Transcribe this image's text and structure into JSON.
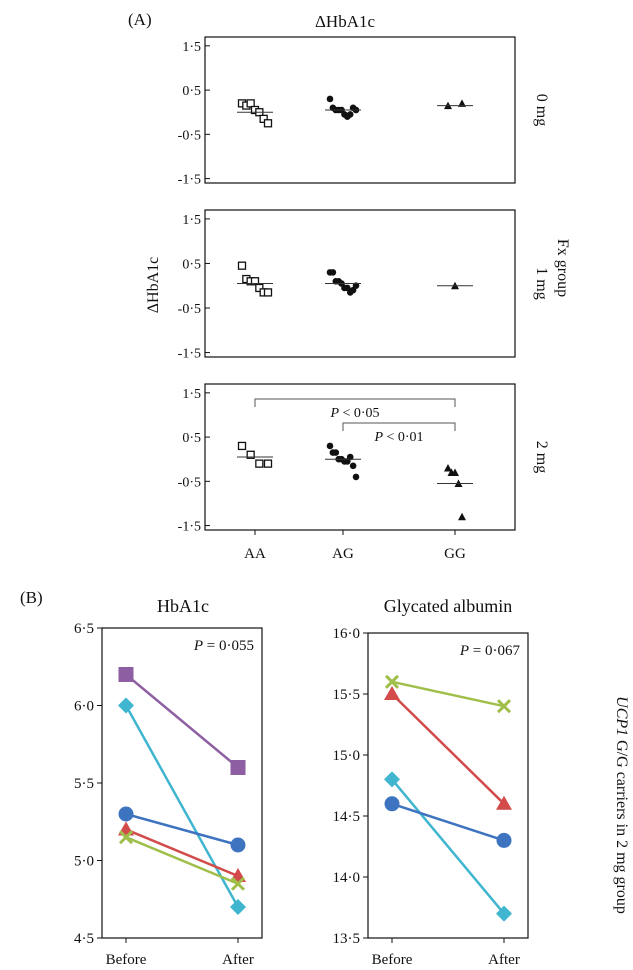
{
  "panel_a": {
    "label": "(A)",
    "title": "ΔHbA1c",
    "ylabel": "ΔHbA1c",
    "facet_title": "Fx group",
    "categories": [
      "AA",
      "AG",
      "GG"
    ],
    "yticks": [
      "1·5",
      "0·5",
      "-0·5",
      "-1·5"
    ],
    "ytick_values": [
      1.5,
      0.5,
      -0.5,
      -1.5
    ],
    "ylim": [
      -1.6,
      1.7
    ]
  },
  "panel_b": {
    "label": "(B)",
    "side_label_italic": "UCP1",
    "side_label_rest": " G/G carriers in 2 mg group",
    "p_prefix": "P"
  },
  "chart_data": [
    {
      "type": "scatter",
      "facet": "0 mg",
      "categories": [
        "AA",
        "AG",
        "GG"
      ],
      "marker_colors": {
        "AA": "#111111",
        "AG": "#111111",
        "GG": "#111111"
      },
      "points": {
        "AA": [
          0.2,
          0.15,
          0.2,
          0.05,
          0.0,
          -0.15,
          -0.25
        ],
        "AG": [
          0.3,
          0.1,
          0.05,
          0.05,
          0.05,
          -0.05,
          -0.1,
          -0.05,
          0.1,
          0.05
        ],
        "GG": [
          0.15,
          0.2
        ]
      },
      "means": {
        "AA": 0.0,
        "AG": 0.05,
        "GG": 0.15
      },
      "yticks": [
        1.5,
        0.5,
        -0.5,
        -1.5
      ],
      "ylim": [
        -1.6,
        1.7
      ],
      "annotations": []
    },
    {
      "type": "scatter",
      "facet": "1 mg",
      "categories": [
        "AA",
        "AG",
        "GG"
      ],
      "points": {
        "AA": [
          0.45,
          0.15,
          0.1,
          0.1,
          -0.05,
          -0.15,
          -0.15
        ],
        "AG": [
          0.3,
          0.3,
          0.1,
          0.1,
          0.05,
          -0.05,
          -0.05,
          -0.15,
          -0.1,
          0.0
        ],
        "GG": [
          0.0
        ]
      },
      "means": {
        "AA": 0.05,
        "AG": 0.05,
        "GG": 0.0
      },
      "yticks": [
        1.5,
        0.5,
        -0.5,
        -1.5
      ],
      "ylim": [
        -1.6,
        1.7
      ],
      "annotations": []
    },
    {
      "type": "scatter",
      "facet": "2 mg",
      "categories": [
        "AA",
        "AG",
        "GG"
      ],
      "points": {
        "AA": [
          0.3,
          0.1,
          -0.1,
          -0.1
        ],
        "AG": [
          0.3,
          0.15,
          0.15,
          0.0,
          0.0,
          -0.05,
          -0.05,
          0.05,
          -0.15,
          -0.4
        ],
        "GG": [
          -0.2,
          -0.3,
          -0.3,
          -0.55,
          -1.3
        ]
      },
      "means": {
        "AA": 0.05,
        "AG": 0.0,
        "GG": -0.55
      },
      "yticks": [
        1.5,
        0.5,
        -0.5,
        -1.5
      ],
      "ylim": [
        -1.6,
        1.7
      ],
      "annotations": [
        {
          "text": "P < 0·05",
          "from": "AA",
          "to": "GG"
        },
        {
          "text": "P < 0·01",
          "from": "AG",
          "to": "GG"
        }
      ]
    },
    {
      "type": "line",
      "title": "HbA1c",
      "x": [
        "Before",
        "After"
      ],
      "p_value": "= 0·055",
      "yticks": [
        "6·5",
        "6·0",
        "5·5",
        "5·0",
        "4·5"
      ],
      "ytick_values": [
        6.5,
        6.0,
        5.5,
        5.0,
        4.5
      ],
      "ylim": [
        4.5,
        6.5
      ],
      "series": [
        {
          "values": [
            6.2,
            5.6
          ],
          "color": "#8e5ea2",
          "marker": "square"
        },
        {
          "values": [
            6.0,
            4.7
          ],
          "color": "#3fb5cf",
          "marker": "diamond"
        },
        {
          "values": [
            5.3,
            5.1
          ],
          "color": "#3e73c0",
          "marker": "circle"
        },
        {
          "values": [
            5.2,
            4.9
          ],
          "color": "#d24a4a",
          "marker": "triangle"
        },
        {
          "values": [
            5.15,
            4.85
          ],
          "color": "#9fbf4a",
          "marker": "x"
        }
      ]
    },
    {
      "type": "line",
      "title": "Glycated albumin",
      "x": [
        "Before",
        "After"
      ],
      "p_value": "= 0·067",
      "yticks": [
        "16·0",
        "15·5",
        "15·0",
        "14·5",
        "14·0",
        "13·5"
      ],
      "ytick_values": [
        16.0,
        15.5,
        15.0,
        14.5,
        14.0,
        13.5
      ],
      "ylim": [
        13.5,
        16.0
      ],
      "series": [
        {
          "values": [
            15.6,
            15.4
          ],
          "color": "#9fbf4a",
          "marker": "x"
        },
        {
          "values": [
            15.5,
            14.6
          ],
          "color": "#d24a4a",
          "marker": "triangle"
        },
        {
          "values": [
            14.8,
            13.7
          ],
          "color": "#3fb5cf",
          "marker": "diamond"
        },
        {
          "values": [
            14.6,
            14.3
          ],
          "color": "#3e73c0",
          "marker": "circle"
        }
      ]
    }
  ]
}
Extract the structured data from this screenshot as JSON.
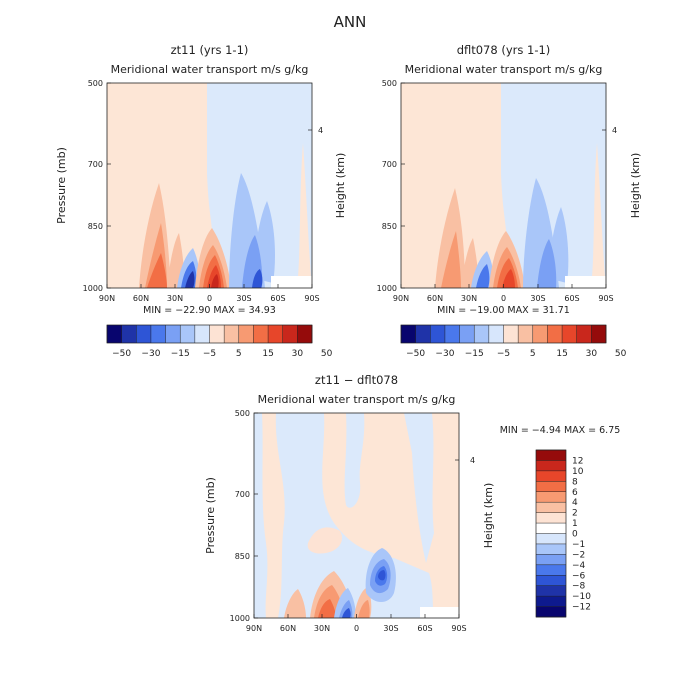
{
  "page_title": "ANN",
  "chart_data": [
    {
      "type": "heatmap",
      "title": "zt11 (yrs 1-1)",
      "subtitle": "Meridional water transport m/s g/kg",
      "xlabel": "",
      "ylabel": "Pressure (mb)",
      "ylabel_right": "Height (km)",
      "x_ticks": [
        "90N",
        "60N",
        "30N",
        "0",
        "30S",
        "60S",
        "90S"
      ],
      "y_ticks": [
        "500",
        "700",
        "850",
        "1000"
      ],
      "y_ticks_right": [
        "4"
      ],
      "min_max_text": "MIN = −22.90   MAX =   34.93",
      "colorbar_labels": [
        "−50",
        "−30",
        "−15",
        "−5",
        "5",
        "15",
        "30",
        "50"
      ]
    },
    {
      "type": "heatmap",
      "title": "dflt078 (yrs 1-1)",
      "subtitle": "Meridional water transport m/s g/kg",
      "xlabel": "",
      "ylabel": "",
      "ylabel_right": "Height (km)",
      "x_ticks": [
        "90N",
        "60N",
        "30N",
        "0",
        "30S",
        "60S",
        "90S"
      ],
      "y_ticks": [
        "500",
        "700",
        "850",
        "1000"
      ],
      "y_ticks_right": [
        "4"
      ],
      "min_max_text": "MIN = −19.00   MAX =   31.71",
      "colorbar_labels": [
        "−50",
        "−30",
        "−15",
        "−5",
        "5",
        "15",
        "30",
        "50"
      ]
    },
    {
      "type": "heatmap",
      "title": "zt11 − dflt078",
      "subtitle": "Meridional water transport m/s g/kg",
      "xlabel": "",
      "ylabel": "Pressure (mb)",
      "ylabel_right": "Height (km)",
      "x_ticks": [
        "90N",
        "60N",
        "30N",
        "0",
        "30S",
        "60S",
        "90S"
      ],
      "y_ticks": [
        "500",
        "700",
        "850",
        "1000"
      ],
      "y_ticks_right": [
        "4"
      ],
      "min_max_text": "MIN =   −4.94   MAX =    6.75",
      "colorbar_labels": [
        "12",
        "10",
        "8",
        "6",
        "4",
        "2",
        "1",
        "0",
        "−1",
        "−2",
        "−4",
        "−6",
        "−8",
        "−10",
        "−12"
      ]
    }
  ],
  "colors": {
    "diverging": [
      "#08056e",
      "#1f33a8",
      "#2e55d6",
      "#4a78ec",
      "#7aa0f4",
      "#a9c6f9",
      "#d7e6fc",
      "#fde3d4",
      "#f9c0a3",
      "#f79a72",
      "#f26e45",
      "#e7462a",
      "#c9271c",
      "#950b0b"
    ],
    "light_blue_fill": "#dbe9fb",
    "light_orange_fill": "#fde6d6"
  }
}
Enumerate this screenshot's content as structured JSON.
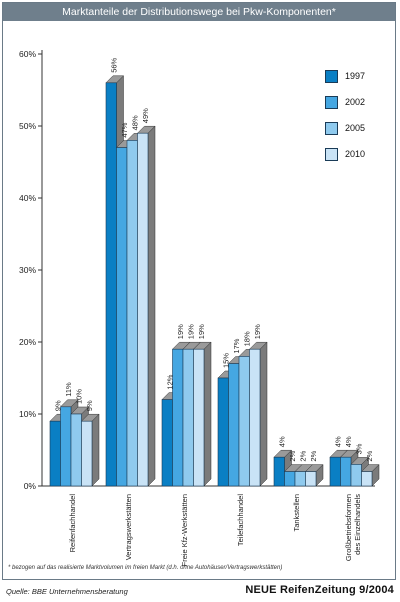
{
  "title": "Marktanteile der Distributionswege bei Pkw-Komponenten*",
  "footnote": "* bezogen auf das realisierte Marktvolumen im freien Markt (d.h. ohne Autohäuser/Vertragswerkstätten)",
  "source": "Quelle: BBE Unternehmensberatung",
  "publisher": "NEUE ReifenZeitung 9/2004",
  "chart_data": {
    "type": "bar",
    "title": "Marktanteile der Distributionswege bei Pkw-Komponenten*",
    "xlabel": "",
    "ylabel": "",
    "ylim": [
      0,
      60
    ],
    "yticks": [
      "0%",
      "10%",
      "20%",
      "30%",
      "40%",
      "50%",
      "60%"
    ],
    "grid": false,
    "legend": "right",
    "categories": [
      "Reifenfachhandel",
      "Vertragswerkstätten",
      "Freie Kfz-Werkstätten",
      "Teilefachhandel",
      "Tankstellen",
      "Großbetriebsformen des Einzelhandels"
    ],
    "series": [
      {
        "name": "1997",
        "color": "#0a7fc4",
        "values": [
          9,
          56,
          12,
          15,
          4,
          4
        ]
      },
      {
        "name": "2002",
        "color": "#45a7e2",
        "values": [
          11,
          47,
          19,
          17,
          2,
          4
        ]
      },
      {
        "name": "2005",
        "color": "#8fcaee",
        "values": [
          10,
          48,
          19,
          18,
          2,
          3
        ]
      },
      {
        "name": "2010",
        "color": "#c9e3f6",
        "values": [
          9,
          49,
          19,
          19,
          2,
          2
        ]
      }
    ]
  }
}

▶ **THE TASK**
Report each line in the data that holds the word "screenshot".

▶ **TASK OUTPUT**
Extract the structured data from this screenshot as JSON.
Enumerate this screenshot's content as structured JSON.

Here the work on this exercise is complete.